--- Objective ---
Extract all lines from the data beneath that include the word "this".

--- Records supplied ---
==============================

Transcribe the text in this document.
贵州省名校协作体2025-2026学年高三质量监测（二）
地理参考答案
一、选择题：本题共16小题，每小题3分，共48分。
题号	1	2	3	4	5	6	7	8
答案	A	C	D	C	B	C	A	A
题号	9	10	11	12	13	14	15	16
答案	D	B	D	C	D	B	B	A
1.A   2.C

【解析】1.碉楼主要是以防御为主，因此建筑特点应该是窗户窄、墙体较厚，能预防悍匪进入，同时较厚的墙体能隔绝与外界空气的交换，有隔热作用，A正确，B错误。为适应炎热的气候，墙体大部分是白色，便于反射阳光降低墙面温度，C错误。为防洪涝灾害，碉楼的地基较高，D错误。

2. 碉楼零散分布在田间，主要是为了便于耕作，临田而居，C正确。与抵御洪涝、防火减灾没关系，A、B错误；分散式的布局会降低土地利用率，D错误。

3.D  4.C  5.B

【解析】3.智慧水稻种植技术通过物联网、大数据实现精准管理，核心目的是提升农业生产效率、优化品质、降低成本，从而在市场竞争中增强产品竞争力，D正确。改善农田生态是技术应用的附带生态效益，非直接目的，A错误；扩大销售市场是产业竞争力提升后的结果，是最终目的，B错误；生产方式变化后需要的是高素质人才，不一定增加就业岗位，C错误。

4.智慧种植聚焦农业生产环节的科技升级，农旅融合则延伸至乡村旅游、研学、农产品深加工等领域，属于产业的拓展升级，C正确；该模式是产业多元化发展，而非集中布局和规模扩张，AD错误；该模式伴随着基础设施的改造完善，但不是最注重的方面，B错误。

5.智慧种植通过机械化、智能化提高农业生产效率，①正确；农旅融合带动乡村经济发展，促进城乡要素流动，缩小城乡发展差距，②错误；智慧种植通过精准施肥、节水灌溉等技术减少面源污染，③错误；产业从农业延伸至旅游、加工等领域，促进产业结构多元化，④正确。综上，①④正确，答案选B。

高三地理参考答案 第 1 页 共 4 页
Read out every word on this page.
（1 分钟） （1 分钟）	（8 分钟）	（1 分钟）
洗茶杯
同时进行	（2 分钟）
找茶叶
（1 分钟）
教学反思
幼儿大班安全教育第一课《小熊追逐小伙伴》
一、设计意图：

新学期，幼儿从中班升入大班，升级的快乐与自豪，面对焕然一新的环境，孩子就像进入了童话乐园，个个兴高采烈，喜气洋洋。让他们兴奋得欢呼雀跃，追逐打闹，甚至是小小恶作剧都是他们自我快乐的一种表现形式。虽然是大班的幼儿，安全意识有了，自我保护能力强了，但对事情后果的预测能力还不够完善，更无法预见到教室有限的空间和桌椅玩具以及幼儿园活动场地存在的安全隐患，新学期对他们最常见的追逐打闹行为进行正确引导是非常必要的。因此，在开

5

==============================

--- Reply ---
Transcribe the text in this document.
Read out every word on this page.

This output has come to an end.